__What to work on__.
Write out the records beneath this line exactly as they appear, minus any images.

__Data entries__.
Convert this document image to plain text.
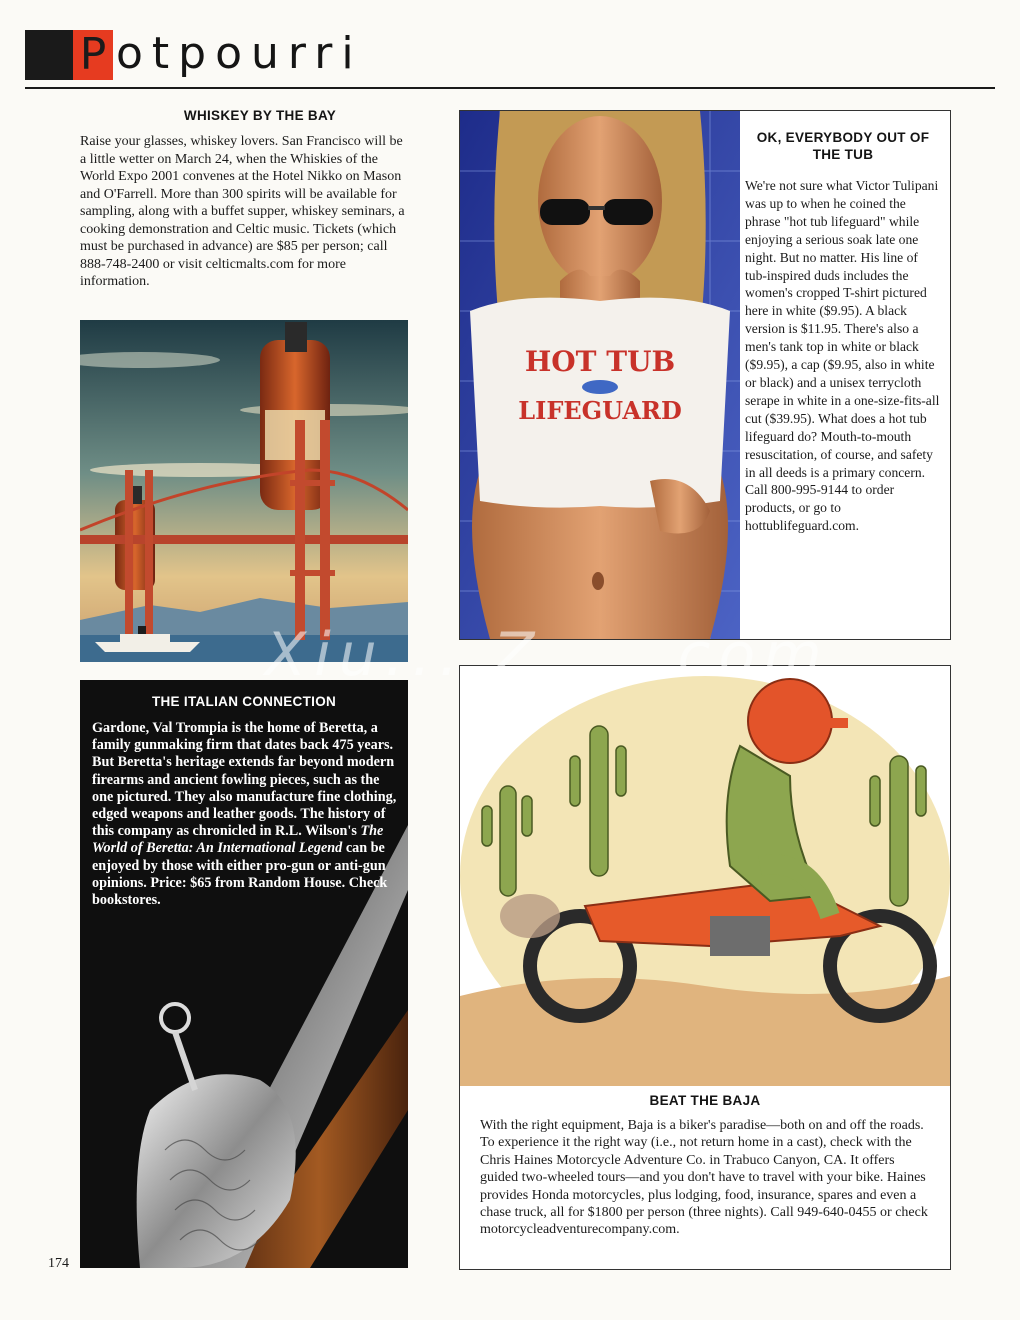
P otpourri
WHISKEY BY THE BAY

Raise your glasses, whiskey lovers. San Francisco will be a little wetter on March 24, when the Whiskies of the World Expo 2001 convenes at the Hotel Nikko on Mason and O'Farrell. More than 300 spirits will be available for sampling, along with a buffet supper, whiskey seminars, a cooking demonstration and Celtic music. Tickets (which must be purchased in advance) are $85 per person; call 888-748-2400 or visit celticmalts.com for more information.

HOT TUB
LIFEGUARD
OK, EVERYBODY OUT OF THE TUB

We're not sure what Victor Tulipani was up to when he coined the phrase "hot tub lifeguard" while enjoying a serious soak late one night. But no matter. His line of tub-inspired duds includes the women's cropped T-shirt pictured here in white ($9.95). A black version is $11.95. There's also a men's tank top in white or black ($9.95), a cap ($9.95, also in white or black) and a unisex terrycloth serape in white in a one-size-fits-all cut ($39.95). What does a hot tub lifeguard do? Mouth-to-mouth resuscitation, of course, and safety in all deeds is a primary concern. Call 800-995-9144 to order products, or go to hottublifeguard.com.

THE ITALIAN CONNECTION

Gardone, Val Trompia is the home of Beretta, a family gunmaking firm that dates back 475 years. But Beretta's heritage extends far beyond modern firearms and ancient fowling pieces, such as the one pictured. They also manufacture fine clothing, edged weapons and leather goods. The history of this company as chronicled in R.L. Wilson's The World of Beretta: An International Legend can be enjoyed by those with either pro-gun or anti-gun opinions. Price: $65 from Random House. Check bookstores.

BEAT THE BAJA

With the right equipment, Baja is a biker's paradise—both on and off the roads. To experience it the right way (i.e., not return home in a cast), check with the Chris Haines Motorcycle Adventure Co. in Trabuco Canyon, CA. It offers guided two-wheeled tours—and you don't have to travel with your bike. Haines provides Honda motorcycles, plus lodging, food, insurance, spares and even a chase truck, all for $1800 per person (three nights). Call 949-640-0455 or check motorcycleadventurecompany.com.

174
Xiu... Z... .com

__Result__.
Convert this document image to plain text.
P otpourri
WHISKEY BY THE BAY

Raise your glasses, whiskey lovers. San Francisco will be a little wetter on March 24, when the Whiskies of the World Expo 2001 convenes at the Hotel Nikko on Mason and O'Farrell. More than 300 spirits will be available for sampling, along with a buffet supper, whiskey seminars, a cooking demonstration and Celtic music. Tickets (which must be purchased in advance) are $85 per person; call 888-748-2400 or visit celticmalts.com for more information.

HOT TUB
LIFEGUARD
OK, EVERYBODY OUT OF THE TUB

We're not sure what Victor Tulipani was up to when he coined the phrase "hot tub lifeguard" while enjoying a serious soak late one night. But no matter. His line of tub-inspired duds includes the women's cropped T-shirt pictured here in white ($9.95). A black version is $11.95. There's also a men's tank top in white or black ($9.95), a cap ($9.95, also in white or black) and a unisex terrycloth serape in white in a one-size-fits-all cut ($39.95). What does a hot tub lifeguard do? Mouth-to-mouth resuscitation, of course, and safety in all deeds is a primary concern. Call 800-995-9144 to order products, or go to hottublifeguard.com.

THE ITALIAN CONNECTION

Gardone, Val Trompia is the home of Beretta, a family gunmaking firm that dates back 475 years. But Beretta's heritage extends far beyond modern firearms and ancient fowling pieces, such as the one pictured. They also manufacture fine clothing, edged weapons and leather goods. The history of this company as chronicled in R.L. Wilson's The World of Beretta: An International Legend can be enjoyed by those with either pro-gun or anti-gun opinions. Price: $65 from Random House. Check bookstores.

BEAT THE BAJA

With the right equipment, Baja is a biker's paradise—both on and off the roads. To experience it the right way (i.e., not return home in a cast), check with the Chris Haines Motorcycle Adventure Co. in Trabuco Canyon, CA. It offers guided two-wheeled tours—and you don't have to travel with your bike. Haines provides Honda motorcycles, plus lodging, food, insurance, spares and even a chase truck, all for $1800 per person (three nights). Call 949-640-0455 or check motorcycleadventurecompany.com.

174
Xiu... Z... .com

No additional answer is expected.